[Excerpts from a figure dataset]

+++

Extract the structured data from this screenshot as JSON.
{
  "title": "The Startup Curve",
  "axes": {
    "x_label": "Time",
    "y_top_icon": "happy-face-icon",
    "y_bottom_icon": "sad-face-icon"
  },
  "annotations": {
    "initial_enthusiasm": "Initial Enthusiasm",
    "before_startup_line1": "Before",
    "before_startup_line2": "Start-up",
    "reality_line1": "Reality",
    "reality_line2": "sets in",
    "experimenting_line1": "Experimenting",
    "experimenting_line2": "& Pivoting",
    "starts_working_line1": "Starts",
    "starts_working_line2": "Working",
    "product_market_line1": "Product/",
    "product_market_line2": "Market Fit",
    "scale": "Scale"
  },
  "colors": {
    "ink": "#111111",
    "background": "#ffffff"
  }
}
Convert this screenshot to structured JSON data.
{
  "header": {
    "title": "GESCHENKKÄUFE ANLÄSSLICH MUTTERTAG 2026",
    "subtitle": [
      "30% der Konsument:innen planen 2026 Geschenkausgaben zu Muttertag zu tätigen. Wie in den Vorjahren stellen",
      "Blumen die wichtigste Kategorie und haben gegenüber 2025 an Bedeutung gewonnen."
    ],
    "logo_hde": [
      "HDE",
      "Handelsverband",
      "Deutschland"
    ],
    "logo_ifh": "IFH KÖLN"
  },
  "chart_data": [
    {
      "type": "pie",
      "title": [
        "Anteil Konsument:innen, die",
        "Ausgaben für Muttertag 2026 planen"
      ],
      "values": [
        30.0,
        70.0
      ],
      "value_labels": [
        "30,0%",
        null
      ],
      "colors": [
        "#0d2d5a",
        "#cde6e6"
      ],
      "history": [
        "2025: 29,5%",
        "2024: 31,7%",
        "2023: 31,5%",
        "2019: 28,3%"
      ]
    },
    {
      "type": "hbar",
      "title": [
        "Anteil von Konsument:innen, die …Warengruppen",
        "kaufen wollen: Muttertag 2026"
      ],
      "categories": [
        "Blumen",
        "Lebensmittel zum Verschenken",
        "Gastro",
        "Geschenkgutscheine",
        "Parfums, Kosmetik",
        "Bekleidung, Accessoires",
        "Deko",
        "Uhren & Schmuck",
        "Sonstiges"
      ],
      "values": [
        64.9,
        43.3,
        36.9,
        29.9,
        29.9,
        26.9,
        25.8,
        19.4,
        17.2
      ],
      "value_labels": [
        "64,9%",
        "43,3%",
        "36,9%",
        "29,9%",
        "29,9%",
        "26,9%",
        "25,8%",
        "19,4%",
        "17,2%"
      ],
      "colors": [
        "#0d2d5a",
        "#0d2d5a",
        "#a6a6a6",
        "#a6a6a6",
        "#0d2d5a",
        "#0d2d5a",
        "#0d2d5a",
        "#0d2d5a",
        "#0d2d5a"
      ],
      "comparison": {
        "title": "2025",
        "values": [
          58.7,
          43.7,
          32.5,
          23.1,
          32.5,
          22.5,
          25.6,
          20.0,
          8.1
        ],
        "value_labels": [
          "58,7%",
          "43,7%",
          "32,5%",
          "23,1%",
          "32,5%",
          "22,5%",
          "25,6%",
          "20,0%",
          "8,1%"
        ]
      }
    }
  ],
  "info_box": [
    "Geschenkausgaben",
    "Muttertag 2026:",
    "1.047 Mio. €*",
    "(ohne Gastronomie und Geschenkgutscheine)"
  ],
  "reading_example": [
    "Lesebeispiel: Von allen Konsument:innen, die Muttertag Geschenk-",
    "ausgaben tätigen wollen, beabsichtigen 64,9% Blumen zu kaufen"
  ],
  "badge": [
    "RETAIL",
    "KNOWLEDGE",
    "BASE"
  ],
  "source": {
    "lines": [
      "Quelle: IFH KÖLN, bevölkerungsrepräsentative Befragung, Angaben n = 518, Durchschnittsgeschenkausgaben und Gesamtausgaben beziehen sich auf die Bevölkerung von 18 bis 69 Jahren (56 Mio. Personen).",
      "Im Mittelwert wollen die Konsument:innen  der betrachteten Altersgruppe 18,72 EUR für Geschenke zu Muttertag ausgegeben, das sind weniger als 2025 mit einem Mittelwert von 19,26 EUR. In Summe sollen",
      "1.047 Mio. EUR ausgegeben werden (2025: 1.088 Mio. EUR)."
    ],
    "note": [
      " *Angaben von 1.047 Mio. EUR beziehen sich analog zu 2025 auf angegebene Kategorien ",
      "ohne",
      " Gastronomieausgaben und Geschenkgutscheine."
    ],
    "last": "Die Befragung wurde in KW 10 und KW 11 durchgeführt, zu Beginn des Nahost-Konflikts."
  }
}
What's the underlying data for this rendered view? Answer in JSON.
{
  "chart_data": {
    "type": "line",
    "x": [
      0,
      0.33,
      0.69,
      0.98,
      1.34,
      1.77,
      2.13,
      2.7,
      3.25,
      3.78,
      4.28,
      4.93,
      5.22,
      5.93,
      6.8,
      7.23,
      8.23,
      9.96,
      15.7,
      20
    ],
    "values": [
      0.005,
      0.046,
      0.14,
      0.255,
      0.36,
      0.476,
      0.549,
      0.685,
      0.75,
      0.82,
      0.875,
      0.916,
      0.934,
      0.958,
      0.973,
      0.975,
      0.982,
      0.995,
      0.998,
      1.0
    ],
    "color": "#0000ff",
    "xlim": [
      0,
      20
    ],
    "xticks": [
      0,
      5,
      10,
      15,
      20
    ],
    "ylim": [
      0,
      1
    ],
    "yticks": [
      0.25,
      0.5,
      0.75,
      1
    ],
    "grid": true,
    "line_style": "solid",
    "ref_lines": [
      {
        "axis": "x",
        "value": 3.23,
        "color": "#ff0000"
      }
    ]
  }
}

+++

### Short exercise
Quote the line that contains "What's the underlying" and each line after it through the end of the data, exactly, leaving out everything else.

### The solution
What's the underlying data for this rendered view? Answer in JSON.
{
  "chart_data": {
    "type": "line",
    "x": [
      0,
      0.33,
      0.69,
      0.98,
      1.34,
      1.77,
      2.13,
      2.7,
      3.25,
      3.78,
      4.28,
      4.93,
      5.22,
      5.93,
      6.8,
      7.23,
      8.23,
      9.96,
      15.7,
      20
    ],
    "values": [
      0.005,
      0.046,
      0.14,
      0.255,
      0.36,
      0.476,
      0.549,
      0.685,
      0.75,
      0.82,
      0.875,
      0.916,
      0.934,
      0.958,
      0.973,
      0.975,
      0.982,
      0.995,
      0.998,
      1.0
    ],
    "color": "#0000ff",
    "xlim": [
      0,
      20
    ],
    "xticks": [
      0,
      5,
      10,
      15,
      20
    ],
    "ylim": [
      0,
      1
    ],
    "yticks": [
      0.25,
      0.5,
      0.75,
      1
    ],
    "grid": true,
    "line_style": "solid",
    "ref_lines": [
      {
        "axis": "x",
        "value": 3.23,
        "color": "#ff0000"
      }
    ]
  }
}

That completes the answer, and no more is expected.